**Directive**
Which lines of the records contain the word "guide"? Pull out each one and copy it in full.

**Data rows**
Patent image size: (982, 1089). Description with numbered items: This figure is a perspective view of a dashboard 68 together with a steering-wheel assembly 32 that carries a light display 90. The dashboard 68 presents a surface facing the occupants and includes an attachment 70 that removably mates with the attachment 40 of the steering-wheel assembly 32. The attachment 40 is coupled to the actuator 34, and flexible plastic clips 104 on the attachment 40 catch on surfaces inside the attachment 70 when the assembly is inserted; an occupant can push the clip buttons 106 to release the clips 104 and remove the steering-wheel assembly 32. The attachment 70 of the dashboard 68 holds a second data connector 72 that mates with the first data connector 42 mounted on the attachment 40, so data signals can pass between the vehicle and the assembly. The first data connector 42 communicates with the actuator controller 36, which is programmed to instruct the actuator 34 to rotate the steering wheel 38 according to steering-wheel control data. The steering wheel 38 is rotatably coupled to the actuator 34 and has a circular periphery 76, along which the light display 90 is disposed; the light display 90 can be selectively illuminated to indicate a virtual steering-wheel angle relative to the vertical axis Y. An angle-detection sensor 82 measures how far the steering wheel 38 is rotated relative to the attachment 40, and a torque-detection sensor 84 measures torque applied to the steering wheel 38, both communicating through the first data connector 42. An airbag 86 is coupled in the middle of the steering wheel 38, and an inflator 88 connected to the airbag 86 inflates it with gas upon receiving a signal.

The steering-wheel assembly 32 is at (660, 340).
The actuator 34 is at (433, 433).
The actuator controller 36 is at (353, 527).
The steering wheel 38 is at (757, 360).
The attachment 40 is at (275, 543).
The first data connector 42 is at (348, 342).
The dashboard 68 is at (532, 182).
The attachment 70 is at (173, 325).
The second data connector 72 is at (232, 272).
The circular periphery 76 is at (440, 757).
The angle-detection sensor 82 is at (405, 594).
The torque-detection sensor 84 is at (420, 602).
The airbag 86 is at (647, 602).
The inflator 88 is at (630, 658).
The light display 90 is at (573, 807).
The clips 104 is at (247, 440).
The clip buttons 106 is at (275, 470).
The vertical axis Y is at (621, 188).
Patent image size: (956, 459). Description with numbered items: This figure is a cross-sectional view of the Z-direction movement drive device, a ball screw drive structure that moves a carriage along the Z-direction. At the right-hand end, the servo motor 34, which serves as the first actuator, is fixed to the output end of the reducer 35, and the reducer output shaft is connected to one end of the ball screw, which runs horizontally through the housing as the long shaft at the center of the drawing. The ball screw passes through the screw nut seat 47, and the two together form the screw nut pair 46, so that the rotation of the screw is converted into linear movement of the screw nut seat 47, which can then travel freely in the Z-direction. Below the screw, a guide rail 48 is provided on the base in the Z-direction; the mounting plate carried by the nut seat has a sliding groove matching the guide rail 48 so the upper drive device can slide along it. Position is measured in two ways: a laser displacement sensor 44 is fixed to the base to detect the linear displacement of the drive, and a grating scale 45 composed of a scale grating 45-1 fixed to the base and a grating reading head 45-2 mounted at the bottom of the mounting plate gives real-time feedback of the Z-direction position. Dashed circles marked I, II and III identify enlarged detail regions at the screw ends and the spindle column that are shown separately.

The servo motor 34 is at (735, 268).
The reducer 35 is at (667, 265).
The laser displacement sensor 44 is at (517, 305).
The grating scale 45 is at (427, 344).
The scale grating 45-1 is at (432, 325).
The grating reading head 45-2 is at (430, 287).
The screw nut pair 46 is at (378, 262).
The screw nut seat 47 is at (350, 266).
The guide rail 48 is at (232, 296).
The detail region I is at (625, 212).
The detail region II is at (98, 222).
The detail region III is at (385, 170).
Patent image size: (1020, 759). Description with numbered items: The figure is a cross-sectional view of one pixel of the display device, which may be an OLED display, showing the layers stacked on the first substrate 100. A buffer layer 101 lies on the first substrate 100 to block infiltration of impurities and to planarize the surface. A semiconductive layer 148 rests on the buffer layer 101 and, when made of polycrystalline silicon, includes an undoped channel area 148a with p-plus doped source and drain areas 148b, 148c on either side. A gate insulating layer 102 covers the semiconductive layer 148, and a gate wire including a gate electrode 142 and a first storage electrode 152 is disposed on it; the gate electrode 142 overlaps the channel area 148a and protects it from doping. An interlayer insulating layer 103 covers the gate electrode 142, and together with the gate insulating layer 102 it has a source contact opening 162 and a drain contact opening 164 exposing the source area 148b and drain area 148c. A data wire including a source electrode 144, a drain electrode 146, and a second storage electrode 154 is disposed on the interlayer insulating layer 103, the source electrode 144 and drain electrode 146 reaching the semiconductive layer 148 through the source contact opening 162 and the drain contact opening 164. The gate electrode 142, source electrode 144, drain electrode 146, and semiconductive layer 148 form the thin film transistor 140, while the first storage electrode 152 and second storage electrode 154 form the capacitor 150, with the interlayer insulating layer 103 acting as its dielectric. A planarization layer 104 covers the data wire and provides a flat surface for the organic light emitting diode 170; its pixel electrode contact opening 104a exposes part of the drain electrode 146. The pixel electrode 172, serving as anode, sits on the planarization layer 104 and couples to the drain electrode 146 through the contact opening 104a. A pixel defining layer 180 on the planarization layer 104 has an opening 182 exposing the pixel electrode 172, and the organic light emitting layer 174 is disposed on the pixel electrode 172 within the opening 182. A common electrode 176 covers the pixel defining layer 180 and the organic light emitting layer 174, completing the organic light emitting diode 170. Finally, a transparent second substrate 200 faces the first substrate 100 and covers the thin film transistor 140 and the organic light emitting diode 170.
...
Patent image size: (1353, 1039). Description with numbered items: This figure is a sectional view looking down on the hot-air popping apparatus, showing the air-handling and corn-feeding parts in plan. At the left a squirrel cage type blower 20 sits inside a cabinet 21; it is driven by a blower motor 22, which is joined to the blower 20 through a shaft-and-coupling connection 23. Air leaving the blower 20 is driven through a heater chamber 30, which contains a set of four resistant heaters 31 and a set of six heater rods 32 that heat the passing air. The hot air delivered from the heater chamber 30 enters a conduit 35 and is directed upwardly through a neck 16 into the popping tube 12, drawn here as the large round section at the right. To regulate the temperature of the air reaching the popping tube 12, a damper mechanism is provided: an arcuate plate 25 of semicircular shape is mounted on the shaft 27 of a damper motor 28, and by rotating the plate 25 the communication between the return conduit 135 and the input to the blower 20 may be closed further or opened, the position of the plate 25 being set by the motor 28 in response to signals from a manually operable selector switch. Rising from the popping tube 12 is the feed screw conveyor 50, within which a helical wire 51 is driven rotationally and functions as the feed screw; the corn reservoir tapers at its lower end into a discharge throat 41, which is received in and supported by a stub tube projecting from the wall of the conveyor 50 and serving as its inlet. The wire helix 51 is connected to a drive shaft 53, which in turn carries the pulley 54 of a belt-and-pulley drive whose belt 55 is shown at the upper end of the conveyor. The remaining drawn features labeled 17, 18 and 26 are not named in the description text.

**Complete answer**
Patent image size: (956, 459). Description with numbered items: This figure is a cross-sectional view of the Z-direction movement drive device, a ball screw drive structure that moves a carriage along the Z-direction. At the right-hand end, the servo motor 34, which serves as the first actuator, is fixed to the output end of the reducer 35, and the reducer output shaft is connected to one end of the ball screw, which runs horizontally through the housing as the long shaft at the center of the drawing. The ball screw passes through the screw nut seat 47, and the two together form the screw nut pair 46, so that the rotation of the screw is converted into linear movement of the screw nut seat 47, which can then travel freely in the Z-direction. Below the screw, a guide rail 48 is provided on the base in the Z-direction; the mounting plate carried by the nut seat has a sliding groove matching the guide rail 48 so the upper drive device can slide along it. Position is measured in two ways: a laser displacement sensor 44 is fixed to the base to detect the linear displacement of the drive, and a grating scale 45 composed of a scale grating 45-1 fixed to the base and a grating reading head 45-2 mounted at the bottom of the mounting plate gives real-time feedback of the Z-direction position. Dashed circles marked I, II and III identify enlarged detail regions at the screw ends and the spindle column that are shown separately.
The guide rail 48 is at (232, 296).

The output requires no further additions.